> [Given data]
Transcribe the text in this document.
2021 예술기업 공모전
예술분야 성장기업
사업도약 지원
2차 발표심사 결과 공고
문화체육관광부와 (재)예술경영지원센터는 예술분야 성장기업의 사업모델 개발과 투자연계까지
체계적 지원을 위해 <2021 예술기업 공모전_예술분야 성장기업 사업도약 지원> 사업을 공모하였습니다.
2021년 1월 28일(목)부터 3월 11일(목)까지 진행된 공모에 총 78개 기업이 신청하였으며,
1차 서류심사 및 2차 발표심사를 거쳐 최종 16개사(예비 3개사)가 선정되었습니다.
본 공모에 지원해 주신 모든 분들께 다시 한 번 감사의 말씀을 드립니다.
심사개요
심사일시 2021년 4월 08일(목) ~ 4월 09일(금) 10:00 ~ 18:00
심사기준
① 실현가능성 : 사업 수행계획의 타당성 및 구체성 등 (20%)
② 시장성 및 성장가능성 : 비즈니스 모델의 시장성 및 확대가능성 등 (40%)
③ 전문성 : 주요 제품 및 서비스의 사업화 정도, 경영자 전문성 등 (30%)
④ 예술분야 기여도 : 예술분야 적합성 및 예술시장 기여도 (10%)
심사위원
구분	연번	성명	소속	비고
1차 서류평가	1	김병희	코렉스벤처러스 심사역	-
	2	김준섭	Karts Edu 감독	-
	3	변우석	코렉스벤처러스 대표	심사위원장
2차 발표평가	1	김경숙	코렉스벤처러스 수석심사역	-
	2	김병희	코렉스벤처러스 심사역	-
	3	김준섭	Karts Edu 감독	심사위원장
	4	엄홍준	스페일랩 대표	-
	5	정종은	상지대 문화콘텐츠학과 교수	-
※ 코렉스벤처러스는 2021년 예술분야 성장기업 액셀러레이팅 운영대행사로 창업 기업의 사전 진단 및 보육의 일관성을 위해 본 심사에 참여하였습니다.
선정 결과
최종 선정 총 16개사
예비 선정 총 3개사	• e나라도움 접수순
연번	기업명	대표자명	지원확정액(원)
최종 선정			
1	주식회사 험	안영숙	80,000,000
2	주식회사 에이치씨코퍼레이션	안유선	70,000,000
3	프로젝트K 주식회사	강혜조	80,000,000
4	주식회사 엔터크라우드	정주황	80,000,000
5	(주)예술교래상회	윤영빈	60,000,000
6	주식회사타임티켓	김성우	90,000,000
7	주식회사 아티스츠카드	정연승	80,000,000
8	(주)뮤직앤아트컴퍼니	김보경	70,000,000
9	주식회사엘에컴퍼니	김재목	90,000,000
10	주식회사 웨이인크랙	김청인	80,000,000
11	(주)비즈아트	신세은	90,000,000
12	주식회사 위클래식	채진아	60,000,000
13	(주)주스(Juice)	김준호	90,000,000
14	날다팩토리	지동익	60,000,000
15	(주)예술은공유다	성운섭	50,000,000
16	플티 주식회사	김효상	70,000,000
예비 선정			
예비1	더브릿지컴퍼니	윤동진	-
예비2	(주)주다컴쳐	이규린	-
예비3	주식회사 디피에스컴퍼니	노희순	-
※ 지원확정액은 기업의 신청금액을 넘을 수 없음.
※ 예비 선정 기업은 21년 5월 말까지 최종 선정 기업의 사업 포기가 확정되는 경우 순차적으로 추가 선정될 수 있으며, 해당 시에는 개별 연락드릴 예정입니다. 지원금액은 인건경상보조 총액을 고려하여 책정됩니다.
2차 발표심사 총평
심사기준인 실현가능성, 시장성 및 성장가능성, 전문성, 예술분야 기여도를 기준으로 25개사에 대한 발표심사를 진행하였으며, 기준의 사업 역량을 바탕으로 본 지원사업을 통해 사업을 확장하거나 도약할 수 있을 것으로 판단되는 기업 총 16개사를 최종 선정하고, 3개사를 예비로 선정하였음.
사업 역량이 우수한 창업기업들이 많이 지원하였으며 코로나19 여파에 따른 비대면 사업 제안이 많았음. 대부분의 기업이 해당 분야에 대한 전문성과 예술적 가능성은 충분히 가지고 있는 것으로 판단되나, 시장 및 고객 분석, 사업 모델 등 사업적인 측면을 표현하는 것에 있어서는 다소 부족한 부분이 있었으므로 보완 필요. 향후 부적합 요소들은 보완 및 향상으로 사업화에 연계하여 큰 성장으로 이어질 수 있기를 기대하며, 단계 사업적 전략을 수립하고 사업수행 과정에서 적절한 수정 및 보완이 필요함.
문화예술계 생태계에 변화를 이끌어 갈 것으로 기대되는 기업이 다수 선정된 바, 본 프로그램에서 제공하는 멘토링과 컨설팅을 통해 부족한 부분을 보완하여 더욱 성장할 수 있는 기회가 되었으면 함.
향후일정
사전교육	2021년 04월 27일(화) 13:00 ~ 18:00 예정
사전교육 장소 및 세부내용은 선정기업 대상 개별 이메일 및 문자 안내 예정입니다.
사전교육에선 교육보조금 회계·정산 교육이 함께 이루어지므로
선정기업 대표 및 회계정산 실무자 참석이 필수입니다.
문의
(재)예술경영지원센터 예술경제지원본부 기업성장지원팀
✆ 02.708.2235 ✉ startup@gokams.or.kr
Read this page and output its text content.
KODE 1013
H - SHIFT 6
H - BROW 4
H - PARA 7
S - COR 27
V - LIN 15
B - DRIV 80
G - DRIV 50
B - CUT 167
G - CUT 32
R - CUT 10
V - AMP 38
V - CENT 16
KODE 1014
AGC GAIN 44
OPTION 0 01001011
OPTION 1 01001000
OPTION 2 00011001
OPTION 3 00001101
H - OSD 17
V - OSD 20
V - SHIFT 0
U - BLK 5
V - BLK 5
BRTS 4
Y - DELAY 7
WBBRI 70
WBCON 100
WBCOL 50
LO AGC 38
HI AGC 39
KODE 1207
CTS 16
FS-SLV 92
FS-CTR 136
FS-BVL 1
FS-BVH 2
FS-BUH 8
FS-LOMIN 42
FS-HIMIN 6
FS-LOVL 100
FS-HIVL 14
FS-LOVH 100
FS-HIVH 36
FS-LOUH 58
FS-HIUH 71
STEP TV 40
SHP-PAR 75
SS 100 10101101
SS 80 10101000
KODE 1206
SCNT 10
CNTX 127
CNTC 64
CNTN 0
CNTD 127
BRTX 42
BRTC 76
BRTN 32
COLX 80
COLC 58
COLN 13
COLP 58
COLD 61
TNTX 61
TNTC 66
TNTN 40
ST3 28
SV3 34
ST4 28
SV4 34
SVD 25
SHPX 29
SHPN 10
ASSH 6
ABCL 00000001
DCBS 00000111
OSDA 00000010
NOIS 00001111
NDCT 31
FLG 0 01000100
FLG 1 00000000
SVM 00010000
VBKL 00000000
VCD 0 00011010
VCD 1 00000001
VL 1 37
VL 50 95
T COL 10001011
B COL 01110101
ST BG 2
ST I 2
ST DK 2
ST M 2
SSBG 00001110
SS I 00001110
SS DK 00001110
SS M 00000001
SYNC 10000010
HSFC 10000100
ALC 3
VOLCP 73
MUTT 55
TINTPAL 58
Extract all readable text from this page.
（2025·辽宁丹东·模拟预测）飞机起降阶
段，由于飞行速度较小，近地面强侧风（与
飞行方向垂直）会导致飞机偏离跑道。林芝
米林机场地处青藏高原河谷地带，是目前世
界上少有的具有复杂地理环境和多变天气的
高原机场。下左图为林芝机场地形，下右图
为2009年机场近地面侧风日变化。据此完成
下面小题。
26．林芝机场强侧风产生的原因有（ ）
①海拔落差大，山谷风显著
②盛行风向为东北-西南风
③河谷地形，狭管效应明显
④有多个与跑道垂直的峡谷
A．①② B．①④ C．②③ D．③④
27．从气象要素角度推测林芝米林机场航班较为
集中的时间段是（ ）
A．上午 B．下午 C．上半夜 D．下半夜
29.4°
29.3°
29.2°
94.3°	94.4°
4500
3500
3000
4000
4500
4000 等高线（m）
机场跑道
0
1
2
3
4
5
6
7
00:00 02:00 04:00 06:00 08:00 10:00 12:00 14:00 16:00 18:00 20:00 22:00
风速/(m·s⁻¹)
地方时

> [Directive]
Review the preceding data and report every line that includes the string "예술기업".

> [Exercise answer]
2021 예술기업 공모전
체계적 지원을 위해 <2021 예술기업 공모전_예술분야 성장기업 사업도약 지원> 사업을 공모하였습니다.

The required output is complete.